Quote each record exactly, please, leaving none out.

Stored rows
·····
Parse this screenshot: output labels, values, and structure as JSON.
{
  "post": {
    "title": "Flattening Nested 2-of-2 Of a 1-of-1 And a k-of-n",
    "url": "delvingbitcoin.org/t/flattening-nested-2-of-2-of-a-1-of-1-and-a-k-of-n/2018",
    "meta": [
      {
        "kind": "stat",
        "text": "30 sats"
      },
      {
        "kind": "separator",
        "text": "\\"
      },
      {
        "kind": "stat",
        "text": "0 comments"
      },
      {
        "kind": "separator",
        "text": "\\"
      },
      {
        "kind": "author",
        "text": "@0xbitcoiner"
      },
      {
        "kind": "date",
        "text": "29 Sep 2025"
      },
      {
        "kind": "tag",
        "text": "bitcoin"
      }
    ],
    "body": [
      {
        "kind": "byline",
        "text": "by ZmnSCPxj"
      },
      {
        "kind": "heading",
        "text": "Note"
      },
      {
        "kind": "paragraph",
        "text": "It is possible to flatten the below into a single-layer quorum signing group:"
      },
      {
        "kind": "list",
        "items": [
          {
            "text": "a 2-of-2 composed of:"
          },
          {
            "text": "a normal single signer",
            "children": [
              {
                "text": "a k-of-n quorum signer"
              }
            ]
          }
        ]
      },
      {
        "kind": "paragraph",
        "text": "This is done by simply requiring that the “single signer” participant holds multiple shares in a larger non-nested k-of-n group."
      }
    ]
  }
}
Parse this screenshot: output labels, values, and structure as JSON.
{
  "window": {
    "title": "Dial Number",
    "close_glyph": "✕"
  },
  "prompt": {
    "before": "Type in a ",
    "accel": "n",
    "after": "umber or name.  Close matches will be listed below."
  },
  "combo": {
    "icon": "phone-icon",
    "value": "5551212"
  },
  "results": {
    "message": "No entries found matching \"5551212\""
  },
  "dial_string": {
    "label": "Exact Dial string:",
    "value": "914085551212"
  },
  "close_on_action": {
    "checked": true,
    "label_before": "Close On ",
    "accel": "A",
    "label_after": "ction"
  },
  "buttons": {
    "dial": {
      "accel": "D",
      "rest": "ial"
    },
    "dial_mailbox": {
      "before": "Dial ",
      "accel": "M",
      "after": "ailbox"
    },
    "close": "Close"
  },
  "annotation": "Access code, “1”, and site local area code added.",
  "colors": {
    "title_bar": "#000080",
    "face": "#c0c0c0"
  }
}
·····
Reply to the task
Parse this screenshot: output labels, values, and structure as JSON.
{
  "post": {
    "title": "Flattening Nested 2-of-2 Of a 1-of-1 And a k-of-n",
    "url": "delvingbitcoin.org/t/flattening-nested-2-of-2-of-a-1-of-1-and-a-k-of-n/2018",
    "meta": [
      {
        "kind": "stat",
        "text": "30 sats"
      },
      {
        "kind": "separator",
        "text": "\\"
      },
      {
        "kind": "stat",
        "text": "0 comments"
      },
      {
        "kind": "separator",
        "text": "\\"
      },
      {
        "kind": "author",
        "text": "@0xbitcoiner"
      },
      {
        "kind": "date",
        "text": "29 Sep 2025"
      },
      {
        "kind": "tag",
        "text": "bitcoin"
      }
    ],
    "body": [
      {
        "kind": "byline",
        "text": "by ZmnSCPxj"
      },
      {
        "kind": "heading",
        "text": "Note"
      },
      {
        "kind": "paragraph",
        "text": "It is possible to flatten the below into a single-layer quorum signing group:"
      },
      {
        "kind": "list",
        "items": [
          {
            "text": "a 2-of-2 composed of:"
          },
          {
            "text": "a normal single signer",
            "children": [
              {
                "text": "a k-of-n quorum signer"
              }
            ]
          }
        ]
      },
      {
        "kind": "paragraph",
        "text": "This is done by simply requiring that the “single signer” participant holds multiple shares in a larger non-nested k-of-n group."
      }
    ]
  }
}
Parse this screenshot: output labels, values, and structure as JSON.
{
  "window": {
    "title": "Dial Number",
    "close_glyph": "✕"
  },
  "prompt": {
    "before": "Type in a ",
    "accel": "n",
    "after": "umber or name.  Close matches will be listed below."
  },
  "combo": {
    "icon": "phone-icon",
    "value": "5551212"
  },
  "results": {
    "message": "No entries found matching \"5551212\""
  },
  "dial_string": {
    "label": "Exact Dial string:",
    "value": "914085551212"
  },
  "close_on_action": {
    "checked": true,
    "label_before": "Close On ",
    "accel": "A",
    "label_after": "ction"
  },
  "buttons": {
    "dial": {
      "accel": "D",
      "rest": "ial"
    },
    "dial_mailbox": {
      "before": "Dial ",
      "accel": "M",
      "after": "ailbox"
    },
    "close": "Close"
  },
  "annotation": "Access code, “1”, and site local area code added.",
  "colors": {
    "title_bar": "#000080",
    "face": "#c0c0c0"
  }
}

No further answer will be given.